[What you should do] Read the entries below and pull out each line with the string "черных".

[Data extract]

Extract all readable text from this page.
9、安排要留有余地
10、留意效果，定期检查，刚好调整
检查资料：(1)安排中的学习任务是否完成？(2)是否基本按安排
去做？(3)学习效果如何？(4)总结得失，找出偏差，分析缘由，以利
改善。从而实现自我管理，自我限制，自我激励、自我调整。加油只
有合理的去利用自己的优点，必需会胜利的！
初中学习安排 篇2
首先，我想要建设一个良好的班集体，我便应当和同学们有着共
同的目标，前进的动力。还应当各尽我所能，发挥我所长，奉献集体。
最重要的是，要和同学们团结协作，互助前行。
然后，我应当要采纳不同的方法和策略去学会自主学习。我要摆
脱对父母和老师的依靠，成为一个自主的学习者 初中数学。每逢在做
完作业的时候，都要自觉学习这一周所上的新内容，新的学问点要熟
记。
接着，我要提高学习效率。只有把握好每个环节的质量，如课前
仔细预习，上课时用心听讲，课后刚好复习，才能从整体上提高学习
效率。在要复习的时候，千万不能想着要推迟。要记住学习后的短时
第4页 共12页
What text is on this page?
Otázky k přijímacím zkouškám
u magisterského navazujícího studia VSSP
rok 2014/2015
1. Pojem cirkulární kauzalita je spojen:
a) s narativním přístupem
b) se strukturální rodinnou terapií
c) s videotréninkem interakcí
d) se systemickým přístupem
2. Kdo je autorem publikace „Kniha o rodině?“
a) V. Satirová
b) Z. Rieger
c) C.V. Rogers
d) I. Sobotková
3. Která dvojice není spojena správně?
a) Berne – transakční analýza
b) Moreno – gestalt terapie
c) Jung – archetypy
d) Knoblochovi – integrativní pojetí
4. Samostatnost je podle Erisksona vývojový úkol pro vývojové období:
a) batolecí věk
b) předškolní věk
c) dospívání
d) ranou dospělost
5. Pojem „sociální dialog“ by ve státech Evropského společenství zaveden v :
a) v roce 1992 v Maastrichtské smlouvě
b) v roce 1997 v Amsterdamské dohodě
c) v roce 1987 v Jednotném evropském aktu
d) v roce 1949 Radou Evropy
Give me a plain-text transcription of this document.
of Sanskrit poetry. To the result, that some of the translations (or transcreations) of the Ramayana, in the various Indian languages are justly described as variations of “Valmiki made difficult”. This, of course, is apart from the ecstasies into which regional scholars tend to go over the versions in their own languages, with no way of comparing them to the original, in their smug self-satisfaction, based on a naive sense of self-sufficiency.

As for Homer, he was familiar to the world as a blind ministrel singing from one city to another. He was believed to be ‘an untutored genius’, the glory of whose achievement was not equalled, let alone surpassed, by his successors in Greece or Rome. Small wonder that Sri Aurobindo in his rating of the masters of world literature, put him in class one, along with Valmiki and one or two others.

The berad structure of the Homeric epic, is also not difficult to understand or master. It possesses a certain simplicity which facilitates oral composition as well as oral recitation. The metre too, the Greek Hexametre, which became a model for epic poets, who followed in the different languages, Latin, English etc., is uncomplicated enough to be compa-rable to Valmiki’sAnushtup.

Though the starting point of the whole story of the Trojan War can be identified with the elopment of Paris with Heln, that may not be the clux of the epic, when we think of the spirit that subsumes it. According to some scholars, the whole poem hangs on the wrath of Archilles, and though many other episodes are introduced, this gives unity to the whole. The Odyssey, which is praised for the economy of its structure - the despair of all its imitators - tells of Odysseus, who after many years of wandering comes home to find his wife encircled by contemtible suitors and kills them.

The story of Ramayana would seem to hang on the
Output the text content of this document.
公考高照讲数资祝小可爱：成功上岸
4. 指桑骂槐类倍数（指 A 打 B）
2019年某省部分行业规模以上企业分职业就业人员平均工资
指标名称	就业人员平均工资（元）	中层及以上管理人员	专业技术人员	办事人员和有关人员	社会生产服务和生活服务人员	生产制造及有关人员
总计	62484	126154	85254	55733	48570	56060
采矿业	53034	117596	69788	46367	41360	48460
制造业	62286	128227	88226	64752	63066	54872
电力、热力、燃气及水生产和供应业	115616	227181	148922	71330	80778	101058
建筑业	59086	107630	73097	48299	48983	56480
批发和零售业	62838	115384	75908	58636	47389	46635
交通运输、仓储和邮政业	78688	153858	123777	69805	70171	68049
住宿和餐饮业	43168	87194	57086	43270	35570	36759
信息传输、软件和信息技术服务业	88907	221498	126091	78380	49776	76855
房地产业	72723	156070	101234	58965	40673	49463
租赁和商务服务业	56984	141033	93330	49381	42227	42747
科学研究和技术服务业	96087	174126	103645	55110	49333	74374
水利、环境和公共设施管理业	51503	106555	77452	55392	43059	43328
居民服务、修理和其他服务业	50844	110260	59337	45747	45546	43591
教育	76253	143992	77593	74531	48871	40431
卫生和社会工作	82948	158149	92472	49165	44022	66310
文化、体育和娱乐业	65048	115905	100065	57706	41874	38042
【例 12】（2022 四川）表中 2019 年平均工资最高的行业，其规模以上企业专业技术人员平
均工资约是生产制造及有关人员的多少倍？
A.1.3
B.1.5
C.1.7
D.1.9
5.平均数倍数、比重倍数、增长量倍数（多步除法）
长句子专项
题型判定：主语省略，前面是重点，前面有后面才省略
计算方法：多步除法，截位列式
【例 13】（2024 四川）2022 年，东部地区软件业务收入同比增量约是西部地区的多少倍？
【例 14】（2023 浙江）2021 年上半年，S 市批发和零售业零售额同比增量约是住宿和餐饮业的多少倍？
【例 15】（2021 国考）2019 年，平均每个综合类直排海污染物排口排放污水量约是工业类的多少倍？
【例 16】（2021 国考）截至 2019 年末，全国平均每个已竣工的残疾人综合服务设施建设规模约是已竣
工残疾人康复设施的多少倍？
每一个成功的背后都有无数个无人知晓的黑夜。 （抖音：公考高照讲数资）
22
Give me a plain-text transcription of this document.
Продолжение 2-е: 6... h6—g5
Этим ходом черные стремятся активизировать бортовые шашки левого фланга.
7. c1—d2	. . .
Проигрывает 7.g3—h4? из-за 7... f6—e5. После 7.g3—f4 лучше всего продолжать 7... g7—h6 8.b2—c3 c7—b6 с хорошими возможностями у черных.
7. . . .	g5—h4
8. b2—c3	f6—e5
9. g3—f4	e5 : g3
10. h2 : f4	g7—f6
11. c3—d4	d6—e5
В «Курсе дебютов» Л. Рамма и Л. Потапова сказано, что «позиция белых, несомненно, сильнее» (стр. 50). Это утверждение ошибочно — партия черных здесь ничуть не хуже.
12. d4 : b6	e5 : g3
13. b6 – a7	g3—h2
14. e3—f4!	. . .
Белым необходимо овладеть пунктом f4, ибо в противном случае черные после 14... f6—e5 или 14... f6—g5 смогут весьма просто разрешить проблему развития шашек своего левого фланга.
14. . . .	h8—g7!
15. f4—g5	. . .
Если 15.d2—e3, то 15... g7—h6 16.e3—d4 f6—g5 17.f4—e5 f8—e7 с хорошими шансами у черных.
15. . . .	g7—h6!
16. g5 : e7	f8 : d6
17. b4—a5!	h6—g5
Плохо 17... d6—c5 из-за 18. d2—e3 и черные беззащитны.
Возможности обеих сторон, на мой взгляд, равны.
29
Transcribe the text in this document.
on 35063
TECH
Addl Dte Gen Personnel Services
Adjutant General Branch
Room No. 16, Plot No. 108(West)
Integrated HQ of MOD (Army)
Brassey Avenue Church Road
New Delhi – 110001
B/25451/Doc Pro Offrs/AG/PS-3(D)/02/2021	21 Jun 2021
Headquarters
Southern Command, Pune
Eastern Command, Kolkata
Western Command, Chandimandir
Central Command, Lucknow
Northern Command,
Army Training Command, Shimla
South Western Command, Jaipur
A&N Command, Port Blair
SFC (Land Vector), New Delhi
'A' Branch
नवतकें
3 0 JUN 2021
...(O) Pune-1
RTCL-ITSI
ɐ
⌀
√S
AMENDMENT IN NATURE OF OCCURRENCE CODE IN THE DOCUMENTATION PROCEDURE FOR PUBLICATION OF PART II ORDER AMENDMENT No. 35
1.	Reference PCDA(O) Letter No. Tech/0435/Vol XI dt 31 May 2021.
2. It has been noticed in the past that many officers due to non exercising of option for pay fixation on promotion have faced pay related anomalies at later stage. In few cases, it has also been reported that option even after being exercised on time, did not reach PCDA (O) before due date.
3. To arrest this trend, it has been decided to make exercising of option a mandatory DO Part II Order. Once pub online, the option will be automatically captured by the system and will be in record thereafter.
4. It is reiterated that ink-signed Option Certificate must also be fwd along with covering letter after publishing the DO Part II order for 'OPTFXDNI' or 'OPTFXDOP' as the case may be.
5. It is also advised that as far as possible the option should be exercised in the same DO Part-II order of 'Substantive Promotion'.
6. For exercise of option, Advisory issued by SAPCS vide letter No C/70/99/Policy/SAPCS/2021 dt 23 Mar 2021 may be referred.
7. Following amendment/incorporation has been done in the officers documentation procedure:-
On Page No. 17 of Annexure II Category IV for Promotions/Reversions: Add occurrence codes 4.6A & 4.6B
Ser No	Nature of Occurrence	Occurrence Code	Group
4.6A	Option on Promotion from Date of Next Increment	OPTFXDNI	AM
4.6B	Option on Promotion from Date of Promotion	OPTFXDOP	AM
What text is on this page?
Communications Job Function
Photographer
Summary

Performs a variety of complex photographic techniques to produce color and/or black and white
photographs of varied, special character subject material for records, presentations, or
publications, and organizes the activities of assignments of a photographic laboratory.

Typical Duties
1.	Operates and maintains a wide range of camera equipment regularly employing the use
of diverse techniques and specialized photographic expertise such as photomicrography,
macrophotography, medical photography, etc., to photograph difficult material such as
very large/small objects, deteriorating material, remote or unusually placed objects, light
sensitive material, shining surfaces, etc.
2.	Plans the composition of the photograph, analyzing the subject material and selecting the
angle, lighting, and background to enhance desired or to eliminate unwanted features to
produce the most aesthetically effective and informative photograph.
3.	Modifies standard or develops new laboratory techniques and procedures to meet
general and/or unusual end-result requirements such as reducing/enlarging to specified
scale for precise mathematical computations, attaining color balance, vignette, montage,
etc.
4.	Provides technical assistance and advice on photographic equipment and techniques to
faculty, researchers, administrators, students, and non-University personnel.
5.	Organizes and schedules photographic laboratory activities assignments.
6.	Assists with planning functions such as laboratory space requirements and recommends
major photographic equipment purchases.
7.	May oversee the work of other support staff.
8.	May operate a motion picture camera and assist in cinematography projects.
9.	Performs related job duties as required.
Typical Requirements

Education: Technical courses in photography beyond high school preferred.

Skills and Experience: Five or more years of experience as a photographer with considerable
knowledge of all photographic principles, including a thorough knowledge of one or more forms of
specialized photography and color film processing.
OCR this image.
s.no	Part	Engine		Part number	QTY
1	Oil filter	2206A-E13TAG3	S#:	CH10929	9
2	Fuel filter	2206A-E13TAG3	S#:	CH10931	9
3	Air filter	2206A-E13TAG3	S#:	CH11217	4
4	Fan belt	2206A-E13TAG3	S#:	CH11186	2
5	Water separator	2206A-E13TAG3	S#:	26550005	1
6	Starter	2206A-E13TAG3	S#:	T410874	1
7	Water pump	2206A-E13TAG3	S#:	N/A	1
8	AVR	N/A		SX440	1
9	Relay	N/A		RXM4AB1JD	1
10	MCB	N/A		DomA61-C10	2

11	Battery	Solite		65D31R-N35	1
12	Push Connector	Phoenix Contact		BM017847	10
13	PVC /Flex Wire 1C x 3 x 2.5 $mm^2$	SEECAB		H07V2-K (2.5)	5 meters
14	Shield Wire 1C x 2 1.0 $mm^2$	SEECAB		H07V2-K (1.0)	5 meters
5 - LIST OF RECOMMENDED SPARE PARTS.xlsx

[Solution to this task]
Проигрывает 7.g3—h4? из-за 7... f6—e5. После 7.g3—f4 лучше всего продолжать 7... g7—h6 8.b2—c3 c7—b6 с хорошими возможностями у черных.
В «Курсе дебютов» Л. Рамма и Л. Потапова сказано, что «позиция белых, несомненно, сильнее» (стр. 50). Это утверждение ошибочно — партия черных здесь ничуть не хуже.
Если 15.d2—e3, то 15... g7—h6 16.e3—d4 f6—g5 17.f4—e5 f8—e7 с хорошими шансами у черных.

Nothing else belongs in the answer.